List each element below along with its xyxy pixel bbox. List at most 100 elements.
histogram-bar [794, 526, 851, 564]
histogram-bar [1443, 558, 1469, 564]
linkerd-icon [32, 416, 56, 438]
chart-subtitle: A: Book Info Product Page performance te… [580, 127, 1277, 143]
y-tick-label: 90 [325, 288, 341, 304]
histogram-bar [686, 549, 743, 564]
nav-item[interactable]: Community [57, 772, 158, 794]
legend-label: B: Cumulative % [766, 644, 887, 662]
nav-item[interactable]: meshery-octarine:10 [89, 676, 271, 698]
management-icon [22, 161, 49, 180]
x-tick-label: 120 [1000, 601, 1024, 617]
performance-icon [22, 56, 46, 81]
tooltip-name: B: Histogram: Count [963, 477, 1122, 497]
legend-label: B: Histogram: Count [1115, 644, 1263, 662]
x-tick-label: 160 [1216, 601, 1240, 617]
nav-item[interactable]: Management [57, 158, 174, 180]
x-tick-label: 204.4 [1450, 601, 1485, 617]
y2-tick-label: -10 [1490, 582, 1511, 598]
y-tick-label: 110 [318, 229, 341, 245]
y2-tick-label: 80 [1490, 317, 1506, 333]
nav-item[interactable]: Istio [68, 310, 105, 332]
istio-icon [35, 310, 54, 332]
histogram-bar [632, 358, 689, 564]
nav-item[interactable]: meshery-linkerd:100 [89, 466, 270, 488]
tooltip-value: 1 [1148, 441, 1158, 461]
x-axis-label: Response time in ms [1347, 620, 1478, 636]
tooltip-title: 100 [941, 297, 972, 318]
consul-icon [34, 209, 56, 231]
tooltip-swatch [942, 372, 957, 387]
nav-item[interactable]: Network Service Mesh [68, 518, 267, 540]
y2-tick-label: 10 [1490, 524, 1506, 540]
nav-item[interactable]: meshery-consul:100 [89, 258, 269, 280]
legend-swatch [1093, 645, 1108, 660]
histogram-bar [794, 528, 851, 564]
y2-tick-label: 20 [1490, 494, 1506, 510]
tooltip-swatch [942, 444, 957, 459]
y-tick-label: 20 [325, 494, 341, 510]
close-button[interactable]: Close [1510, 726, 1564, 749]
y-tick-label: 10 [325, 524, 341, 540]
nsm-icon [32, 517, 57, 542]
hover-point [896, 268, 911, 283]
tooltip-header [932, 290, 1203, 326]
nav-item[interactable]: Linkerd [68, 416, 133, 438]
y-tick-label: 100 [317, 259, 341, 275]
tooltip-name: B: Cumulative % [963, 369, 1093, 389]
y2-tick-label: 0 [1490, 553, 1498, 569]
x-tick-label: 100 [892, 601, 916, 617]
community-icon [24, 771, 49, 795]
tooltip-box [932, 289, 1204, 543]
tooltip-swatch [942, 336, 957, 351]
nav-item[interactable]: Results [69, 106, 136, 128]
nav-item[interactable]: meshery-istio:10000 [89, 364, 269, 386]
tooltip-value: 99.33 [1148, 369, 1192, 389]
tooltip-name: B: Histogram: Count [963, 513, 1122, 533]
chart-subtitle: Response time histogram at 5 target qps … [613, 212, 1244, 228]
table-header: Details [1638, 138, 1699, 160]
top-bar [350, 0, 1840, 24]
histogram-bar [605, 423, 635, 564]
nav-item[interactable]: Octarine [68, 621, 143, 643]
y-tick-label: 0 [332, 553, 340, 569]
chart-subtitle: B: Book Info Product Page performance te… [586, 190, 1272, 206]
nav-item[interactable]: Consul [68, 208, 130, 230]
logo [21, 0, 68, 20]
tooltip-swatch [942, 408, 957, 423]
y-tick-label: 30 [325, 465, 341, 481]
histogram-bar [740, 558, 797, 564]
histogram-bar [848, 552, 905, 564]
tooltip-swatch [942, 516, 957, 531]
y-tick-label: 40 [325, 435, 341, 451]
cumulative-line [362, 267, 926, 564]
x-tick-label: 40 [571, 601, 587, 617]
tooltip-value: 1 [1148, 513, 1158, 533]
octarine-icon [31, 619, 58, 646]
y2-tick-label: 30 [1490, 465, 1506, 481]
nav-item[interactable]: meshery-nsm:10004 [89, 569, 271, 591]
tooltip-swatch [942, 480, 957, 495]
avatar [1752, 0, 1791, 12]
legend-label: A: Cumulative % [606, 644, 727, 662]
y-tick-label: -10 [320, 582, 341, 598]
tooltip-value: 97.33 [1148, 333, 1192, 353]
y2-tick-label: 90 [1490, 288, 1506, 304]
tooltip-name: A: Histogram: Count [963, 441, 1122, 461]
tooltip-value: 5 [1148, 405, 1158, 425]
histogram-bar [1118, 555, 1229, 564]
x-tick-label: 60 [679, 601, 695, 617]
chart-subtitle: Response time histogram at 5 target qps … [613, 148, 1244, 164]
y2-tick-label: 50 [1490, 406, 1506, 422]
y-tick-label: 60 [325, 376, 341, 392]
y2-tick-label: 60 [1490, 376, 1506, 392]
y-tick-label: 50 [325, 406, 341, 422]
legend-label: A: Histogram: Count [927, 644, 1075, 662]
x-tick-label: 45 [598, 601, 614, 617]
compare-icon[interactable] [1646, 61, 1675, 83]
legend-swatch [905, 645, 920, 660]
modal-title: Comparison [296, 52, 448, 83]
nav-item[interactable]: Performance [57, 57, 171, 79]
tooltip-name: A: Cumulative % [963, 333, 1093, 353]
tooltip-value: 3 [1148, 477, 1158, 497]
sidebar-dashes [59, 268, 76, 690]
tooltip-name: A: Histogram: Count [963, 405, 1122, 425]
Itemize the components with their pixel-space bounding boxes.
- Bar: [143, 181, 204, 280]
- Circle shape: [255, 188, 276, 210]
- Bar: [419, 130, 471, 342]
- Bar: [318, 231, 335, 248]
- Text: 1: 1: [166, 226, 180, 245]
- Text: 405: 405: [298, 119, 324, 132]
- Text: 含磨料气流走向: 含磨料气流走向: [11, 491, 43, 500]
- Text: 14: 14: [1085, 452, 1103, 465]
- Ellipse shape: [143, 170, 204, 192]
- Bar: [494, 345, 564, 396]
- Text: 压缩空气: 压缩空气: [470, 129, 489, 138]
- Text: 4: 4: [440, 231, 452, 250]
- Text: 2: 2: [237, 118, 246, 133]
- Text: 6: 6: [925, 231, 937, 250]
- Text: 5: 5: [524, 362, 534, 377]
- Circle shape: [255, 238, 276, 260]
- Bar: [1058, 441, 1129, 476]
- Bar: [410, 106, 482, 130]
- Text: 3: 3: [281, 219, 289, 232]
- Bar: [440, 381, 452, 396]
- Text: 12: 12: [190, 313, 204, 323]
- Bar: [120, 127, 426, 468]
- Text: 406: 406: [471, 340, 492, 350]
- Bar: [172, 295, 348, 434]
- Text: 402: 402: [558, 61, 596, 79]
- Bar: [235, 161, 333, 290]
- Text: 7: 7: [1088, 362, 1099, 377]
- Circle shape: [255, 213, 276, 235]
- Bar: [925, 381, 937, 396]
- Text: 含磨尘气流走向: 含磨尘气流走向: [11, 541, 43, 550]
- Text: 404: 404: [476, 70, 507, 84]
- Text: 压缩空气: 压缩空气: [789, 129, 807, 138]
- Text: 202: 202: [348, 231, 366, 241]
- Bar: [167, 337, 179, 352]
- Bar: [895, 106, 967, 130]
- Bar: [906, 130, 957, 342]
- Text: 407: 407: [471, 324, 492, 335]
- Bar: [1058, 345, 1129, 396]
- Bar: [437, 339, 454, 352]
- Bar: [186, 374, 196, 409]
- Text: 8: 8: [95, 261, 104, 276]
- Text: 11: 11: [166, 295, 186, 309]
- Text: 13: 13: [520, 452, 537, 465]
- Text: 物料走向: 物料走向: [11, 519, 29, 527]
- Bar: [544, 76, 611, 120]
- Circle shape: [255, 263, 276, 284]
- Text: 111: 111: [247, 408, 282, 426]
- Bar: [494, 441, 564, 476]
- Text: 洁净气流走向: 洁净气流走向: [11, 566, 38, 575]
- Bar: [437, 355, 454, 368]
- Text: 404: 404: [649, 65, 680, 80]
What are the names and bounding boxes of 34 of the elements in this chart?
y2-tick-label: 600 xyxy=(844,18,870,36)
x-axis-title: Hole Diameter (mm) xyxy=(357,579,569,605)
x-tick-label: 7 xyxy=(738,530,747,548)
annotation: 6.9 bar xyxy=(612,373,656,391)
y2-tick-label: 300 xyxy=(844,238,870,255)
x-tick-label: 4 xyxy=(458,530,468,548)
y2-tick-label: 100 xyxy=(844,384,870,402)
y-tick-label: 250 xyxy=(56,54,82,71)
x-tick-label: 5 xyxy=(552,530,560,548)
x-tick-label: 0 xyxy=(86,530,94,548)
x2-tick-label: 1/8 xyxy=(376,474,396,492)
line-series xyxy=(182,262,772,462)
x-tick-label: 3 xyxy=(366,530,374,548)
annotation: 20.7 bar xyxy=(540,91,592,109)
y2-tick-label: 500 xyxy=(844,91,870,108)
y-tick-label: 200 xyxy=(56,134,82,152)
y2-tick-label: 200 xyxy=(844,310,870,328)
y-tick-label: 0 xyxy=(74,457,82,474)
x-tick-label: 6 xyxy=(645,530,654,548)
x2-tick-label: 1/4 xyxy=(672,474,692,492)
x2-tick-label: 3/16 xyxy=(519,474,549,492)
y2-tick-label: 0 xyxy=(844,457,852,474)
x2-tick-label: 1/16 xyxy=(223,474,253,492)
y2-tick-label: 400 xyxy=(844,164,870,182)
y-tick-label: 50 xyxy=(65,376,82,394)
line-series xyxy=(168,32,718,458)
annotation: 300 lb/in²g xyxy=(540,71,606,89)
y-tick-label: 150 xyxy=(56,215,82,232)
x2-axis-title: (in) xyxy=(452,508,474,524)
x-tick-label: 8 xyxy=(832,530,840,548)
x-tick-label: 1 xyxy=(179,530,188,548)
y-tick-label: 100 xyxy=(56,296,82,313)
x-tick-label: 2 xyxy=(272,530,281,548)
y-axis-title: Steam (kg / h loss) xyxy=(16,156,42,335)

****************************************

== WRITTEN PROBLEM ==
Copy the data above line by line, without changes, from its first line through the line that contains "legend-label: B: Cumulative". Include both of those lines.

== COMPLETE ANSWER ==
List each element below along with its xyxy pixel bbox. List at most 100 elements.
histogram-bar [794, 526, 851, 564]
histogram-bar [1443, 558, 1469, 564]
linkerd-icon [32, 416, 56, 438]
chart-subtitle: A: Book Info Product Page performance te… [580, 127, 1277, 143]
y-tick-label: 90 [325, 288, 341, 304]
histogram-bar [686, 549, 743, 564]
nav-item[interactable]: Community [57, 772, 158, 794]
legend-label: B: Cumulative % [766, 644, 887, 662]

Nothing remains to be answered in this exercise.